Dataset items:
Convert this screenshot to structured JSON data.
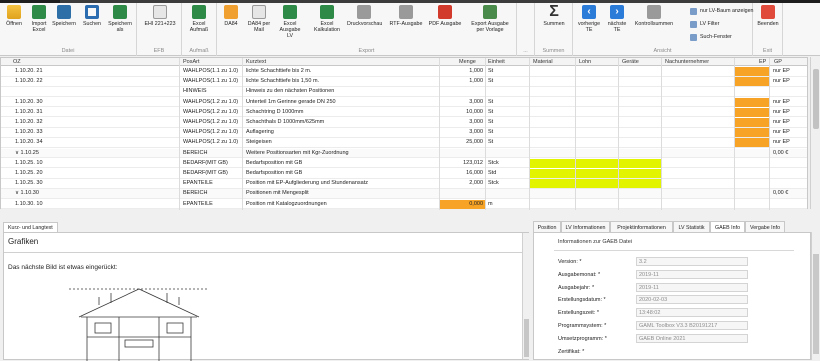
{
  "ribbon": {
    "groups": [
      {
        "label": "Datei"
      },
      {
        "label": "EFB"
      },
      {
        "label": "Aufmaß"
      },
      {
        "label": "Export"
      },
      {
        "label": "..."
      },
      {
        "label": "Summen"
      },
      {
        "label": "Ansicht"
      },
      {
        "label": "Exit"
      }
    ],
    "buttons": [
      {
        "label": "Öffnen",
        "icon": "open-folder-icon"
      },
      {
        "label": "Import Excel",
        "icon": "excel-import-icon"
      },
      {
        "label": "Speichern",
        "icon": "save-icon"
      },
      {
        "label": "Suchen",
        "icon": "search-icon"
      },
      {
        "label": "Speichern als",
        "icon": "save-as-icon"
      },
      {
        "label": "EHI 221+223",
        "icon": "efb-icon"
      },
      {
        "label": "Excel Aufmaß",
        "icon": "excel-icon"
      },
      {
        "label": "DA84",
        "icon": "da84-icon"
      },
      {
        "label": "DA84 per Mail",
        "icon": "mail-icon"
      },
      {
        "label": "Excel Ausgabe LV",
        "icon": "excel-icon"
      },
      {
        "label": "Excel Kalkulation",
        "icon": "excel-icon"
      },
      {
        "label": "Druckvorschau",
        "icon": "print-preview-icon"
      },
      {
        "label": "RTF-Ausgabe",
        "icon": "rtf-icon"
      },
      {
        "label": "PDF Ausgabe",
        "icon": "pdf-icon"
      },
      {
        "label": "Export Ausgabe per Vorlage",
        "icon": "export-template-icon"
      },
      {
        "label": "Summen",
        "icon": "sigma-icon"
      },
      {
        "label": "vorherige TE",
        "icon": "arrow-left-icon"
      },
      {
        "label": "nächste TE",
        "icon": "arrow-right-icon"
      },
      {
        "label": "Kontrollsummen",
        "icon": "checksum-icon"
      },
      {
        "label": "Beenden",
        "icon": "exit-icon"
      }
    ],
    "view_toggles": [
      "nur LV-Baum anzeigen",
      "LV Filter",
      "Such-Fenster"
    ]
  },
  "grid": {
    "headers": {
      "oz": "OZ",
      "posart": "PosArt",
      "kurztext": "Kurztext",
      "menge": "Menge",
      "einheit": "Einheit",
      "material": "Material",
      "lohn": "Lohn",
      "geraete": "Geräte",
      "nu": "Nachunternehmer",
      "ep": "EP",
      "gp": "GP"
    },
    "rows": [
      {
        "oz": "1.10.20.  21",
        "posart": "WAHLPOS(1.1 zu 1.0)",
        "kurztext": "lichte Schachttiefe bis 2 m.",
        "menge": "1,000",
        "einheit": "St",
        "gp": "nur EP"
      },
      {
        "oz": "1.10.20.  22",
        "posart": "WAHLPOS(1.1 zu 1.0)",
        "kurztext": "lichte Schachttiefe bis 1,50 m.",
        "menge": "1,000",
        "einheit": "St",
        "gp": "nur EP"
      },
      {
        "oz": "",
        "posart": "HINWEIS",
        "kurztext": "Hinweis zu den nächsten Positionen",
        "menge": "",
        "einheit": "",
        "gp": ""
      },
      {
        "oz": "1.10.20.  30",
        "posart": "WAHLPOS(1.2 zu 1.0)",
        "kurztext": "Unterteil 1m Gerinne gerade DN 250",
        "menge": "3,000",
        "einheit": "St",
        "gp": "nur EP"
      },
      {
        "oz": "1.10.20.  31",
        "posart": "WAHLPOS(1.2 zu 1.0)",
        "kurztext": "Schachtring D 1000mm",
        "menge": "10,000",
        "einheit": "St",
        "gp": "nur EP"
      },
      {
        "oz": "1.10.20.  32",
        "posart": "WAHLPOS(1.2 zu 1.0)",
        "kurztext": "Schachthals D 1000mm/625mm",
        "menge": "3,000",
        "einheit": "St",
        "gp": "nur EP"
      },
      {
        "oz": "1.10.20.  33",
        "posart": "WAHLPOS(1.2 zu 1.0)",
        "kurztext": "Auflagering",
        "menge": "3,000",
        "einheit": "St",
        "gp": "nur EP"
      },
      {
        "oz": "1.10.20.  34",
        "posart": "WAHLPOS(1.2 zu 1.0)",
        "kurztext": "Steigeisen",
        "menge": "25,000",
        "einheit": "St",
        "gp": "nur EP"
      },
      {
        "oz": "∨  1.10.25",
        "posart": "BEREICH",
        "kurztext": "Weitere Positionsarten mit Kgr-Zuordnung",
        "menge": "",
        "einheit": "",
        "gp": "0,00 €"
      },
      {
        "oz": "1.10.25.  10",
        "posart": "BEDARF(MIT GB)",
        "kurztext": "Bedarfsposition mit GB",
        "menge": "123,012",
        "einheit": "Stck",
        "gp": ""
      },
      {
        "oz": "1.10.25.  20",
        "posart": "BEDARF(MIT GB)",
        "kurztext": "Bedarfsposition mit GB",
        "menge": "16,000",
        "einheit": "Std",
        "gp": ""
      },
      {
        "oz": "1.10.25.  30",
        "posart": "EPANTEILE",
        "kurztext": "Position mit EP-Aufgliederung und Stundenansatz",
        "menge": "2,000",
        "einheit": "Stck",
        "gp": ""
      },
      {
        "oz": "∨  1.10.30",
        "posart": "BEREICH",
        "kurztext": "Positionen mit Mengesplit",
        "menge": "",
        "einheit": "",
        "gp": "0,00 €"
      },
      {
        "oz": "1.10.30.  10",
        "posart": "EPANTEILE",
        "kurztext": "Position mit Katalogzuordnungen",
        "menge": "0,000",
        "einheit": "m",
        "gp": ""
      }
    ]
  },
  "bottom_left": {
    "tab": "Kurz- und Langtext",
    "title": "Grafiken",
    "text": "Das nächste Bild ist etwas eingerückt:"
  },
  "right_panel": {
    "tabs": [
      "Position",
      "LV Informationen",
      "Projektinformationen",
      "LV Statistik",
      "GAEB Info",
      "Vergabe Info"
    ],
    "active_tab": "GAEB Info",
    "title": "Informationen zur GAEB Datei",
    "fields": [
      {
        "label": "Version: *",
        "value": "3.2"
      },
      {
        "label": "Ausgabemonat: *",
        "value": "2019-11"
      },
      {
        "label": "Ausgabejahr: *",
        "value": "2019-11"
      },
      {
        "label": "Erstellungsdatum: *",
        "value": "2020-02-03"
      },
      {
        "label": "Erstellungszeit: *",
        "value": "13:48:02"
      },
      {
        "label": "Programmsystem: *",
        "value": "GAML Toolbox V3.3 B20191217"
      },
      {
        "label": "Umsetzprogramm: *",
        "value": "GAEB Online 2021"
      },
      {
        "label": "Zertifikat: *",
        "value": ""
      }
    ]
  }
}
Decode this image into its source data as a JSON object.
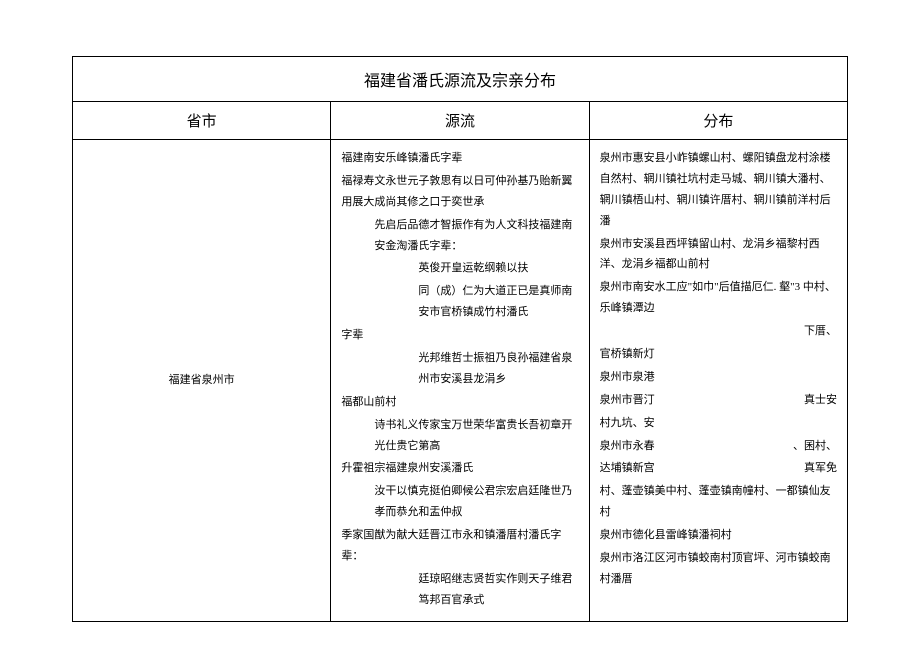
{
  "title": "福建省潘氏源流及宗亲分布",
  "headers": {
    "province": "省市",
    "origin": "源流",
    "distribution": "分布"
  },
  "row": {
    "province": "福建省泉州市",
    "origin_lines": [
      {
        "text": "福建南安乐峰镇潘氏字辈"
      },
      {
        "text": "福禄寿文永世元子敦思有以日可仲孙基乃贻新翼用展大成尚其修之口于奕世承"
      },
      {
        "text": "先启后品德才智振作有为人文科技福建南安金淘潘氏字辈：",
        "cls": "indent1"
      },
      {
        "text": "英俊开皇运乾纲赖以扶",
        "cls": "indent2"
      },
      {
        "text": "同（成）仁为大道正已是真师南安市官桥镇成竹村潘氏",
        "cls": "indent2"
      },
      {
        "text": "字辈"
      },
      {
        "text": "光邦维哲士振祖乃良孙福建省泉州市安溪县龙涓乡",
        "cls": "indent2"
      },
      {
        "text": "福都山前村"
      },
      {
        "text": "诗书礼义传家宝万世荣华富贵长吾初章开光仕贵它第高",
        "cls": "indent1"
      },
      {
        "text": "升霍祖宗福建泉州安溪潘氏"
      },
      {
        "text": "汝干以慎克挺伯卿候公君宗宏启廷隆世乃孝而恭允和盂仲叔",
        "cls": "indent1"
      },
      {
        "text": "季家国猷为献大廷晋江市永和镇潘厝村潘氏字辈："
      },
      {
        "text": "廷琼昭继志贤哲实作则天子维君笃邦百官承式",
        "cls": "indent2"
      }
    ],
    "distribution_lines": [
      {
        "text": "泉州市惠安县小岞镇螺山村、螺阳镇盘龙村涂楼自然村、辋川镇社坑村走马城、辋川镇大潘村、辋川镇梧山村、辋川镇许厝村、辋川镇前洋村后潘"
      },
      {
        "text": "泉州市安溪县西坪镇留山村、龙涓乡福黎村西洋、龙涓乡福都山前村"
      },
      {
        "text": "泉州市南安水工应\"如巾\"后值描厄仁. 壑\"3 中村、乐峰镇潭边"
      },
      {
        "text": "下厝、",
        "cls": "right-align"
      },
      {
        "text": "官桥镇新灯"
      },
      {
        "text": "泉州市泉港"
      },
      {
        "left": "泉州市晋汀",
        "right": "真士安"
      },
      {
        "text": "村九坑、安"
      },
      {
        "left": "泉州市永春",
        "right": "、囷村、"
      },
      {
        "left": "达埔镇新宫",
        "right": "真军免"
      },
      {
        "text": "村、蓬壶镇美中村、蓬壶镇南幢村、一都镇仙友村"
      },
      {
        "text": "泉州市德化县雷峰镇潘祠村"
      },
      {
        "text": "泉州市洛江区河市镇蛟南村顶官坪、河市镇蛟南村潘厝"
      }
    ]
  }
}
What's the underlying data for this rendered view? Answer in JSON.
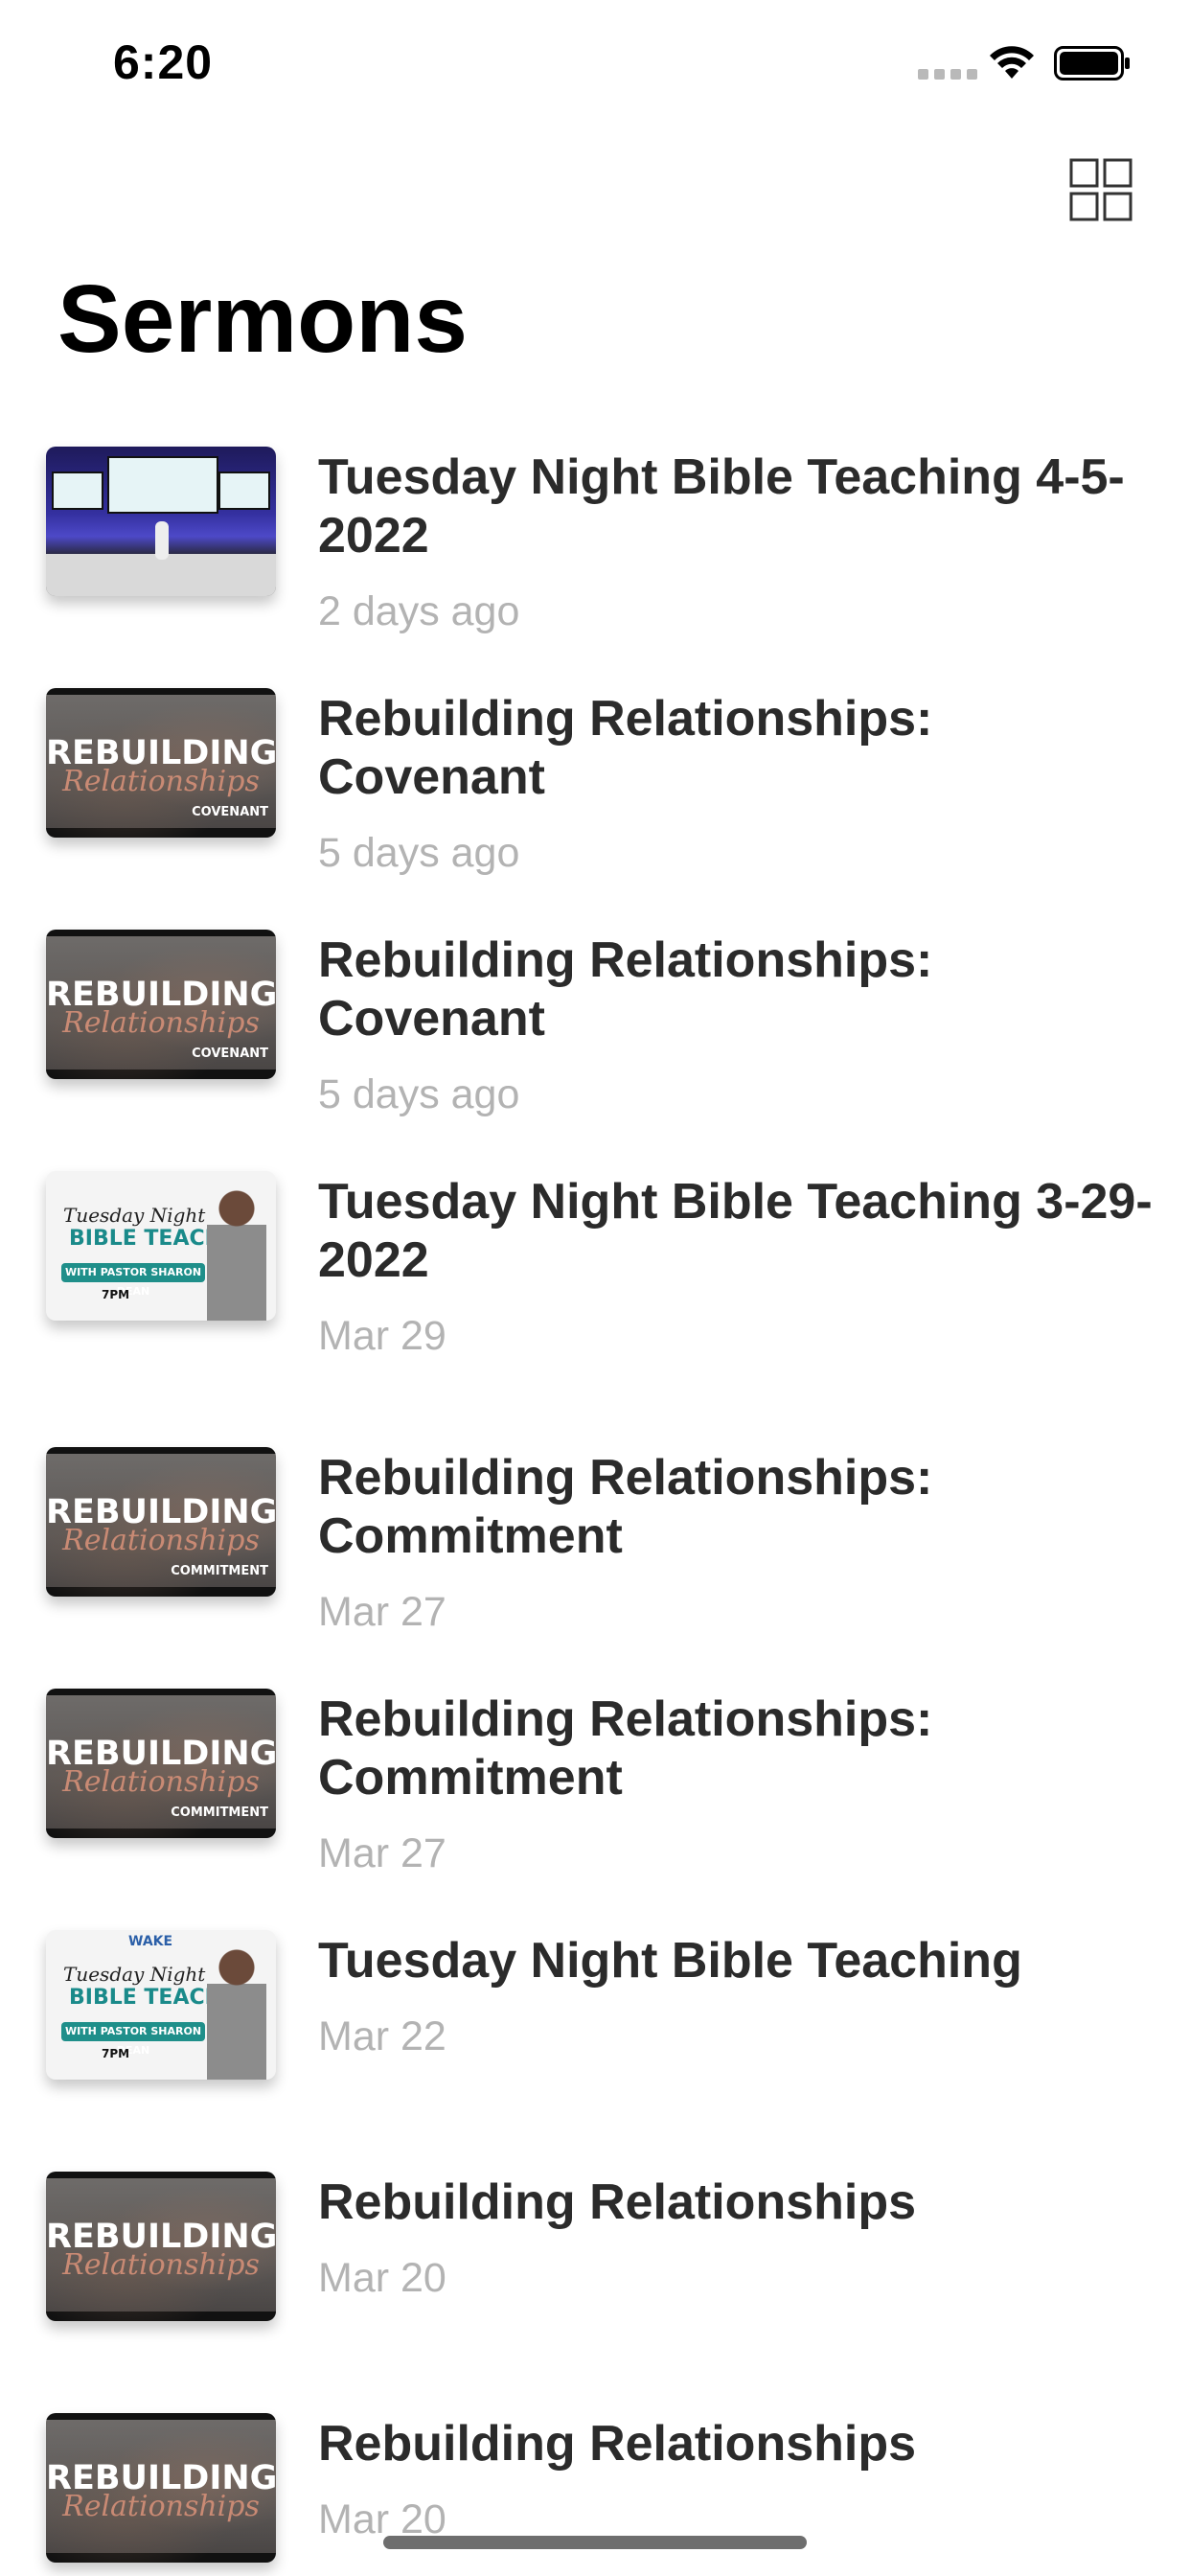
{
  "status_bar": {
    "time": "6:20"
  },
  "header": {
    "title": "Sermons",
    "grid_toggle_icon": "grid-icon"
  },
  "sermons": [
    {
      "title": "Tuesday Night Bible Teaching 4-5-2022",
      "date": "2 days ago",
      "thumbnail": "stage"
    },
    {
      "title": "Rebuilding Relationships: Covenant",
      "date": "5 days ago",
      "thumbnail": "rebuilding",
      "thumb_word": "REBUILDING",
      "thumb_script": "Relationships",
      "thumb_sub": "COVENANT"
    },
    {
      "title": "Rebuilding Relationships: Covenant",
      "date": "5 days ago",
      "thumbnail": "rebuilding",
      "thumb_word": "REBUILDING",
      "thumb_script": "Relationships",
      "thumb_sub": "COVENANT"
    },
    {
      "title": "Tuesday Night Bible Teaching 3-29-2022",
      "date": "Mar 29",
      "thumbnail": "tnbt",
      "thumb_script": "Tuesday Night",
      "thumb_bold": "BIBLE TEACHING",
      "thumb_band": "WITH PASTOR SHARON DEAN",
      "thumb_social": "7PM"
    },
    {
      "title": "Rebuilding Relationships: Commitment",
      "date": "Mar 27",
      "thumbnail": "rebuilding",
      "thumb_word": "REBUILDING",
      "thumb_script": "Relationships",
      "thumb_sub": "COMMITMENT"
    },
    {
      "title": "Rebuilding Relationships: Commitment",
      "date": "Mar 27",
      "thumbnail": "rebuilding",
      "thumb_word": "REBUILDING",
      "thumb_script": "Relationships",
      "thumb_sub": "COMMITMENT"
    },
    {
      "title": "Tuesday Night Bible Teaching",
      "date": "Mar 22",
      "thumbnail": "tnbt",
      "thumb_logo": "WAKE",
      "thumb_script": "Tuesday Night",
      "thumb_bold": "BIBLE TEACHING",
      "thumb_band": "WITH PASTOR SHARON DEAN",
      "thumb_social": "7PM"
    },
    {
      "title": "Rebuilding Relationships",
      "date": "Mar 20",
      "thumbnail": "rebuilding",
      "thumb_word": "REBUILDING",
      "thumb_script": "Relationships",
      "thumb_sub": ""
    },
    {
      "title": "Rebuilding Relationships",
      "date": "Mar 20",
      "thumbnail": "rebuilding",
      "thumb_word": "REBUILDING",
      "thumb_script": "Relationships",
      "thumb_sub": ""
    }
  ],
  "colors": {
    "title_text": "#2b2b2b",
    "date_text": "#b3b3b3",
    "teal_accent": "#1f8f8a"
  }
}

[EXERCISE TASK] Find the word "GAEB" in the data and copy out each line where it turns up.

[FINISHED TASK]
      "GAEB Info",
    "active_tab": "GAEB Info",
    "title": "Informationen zur GAEB Datei",
        "value": "GAEB Online 2021"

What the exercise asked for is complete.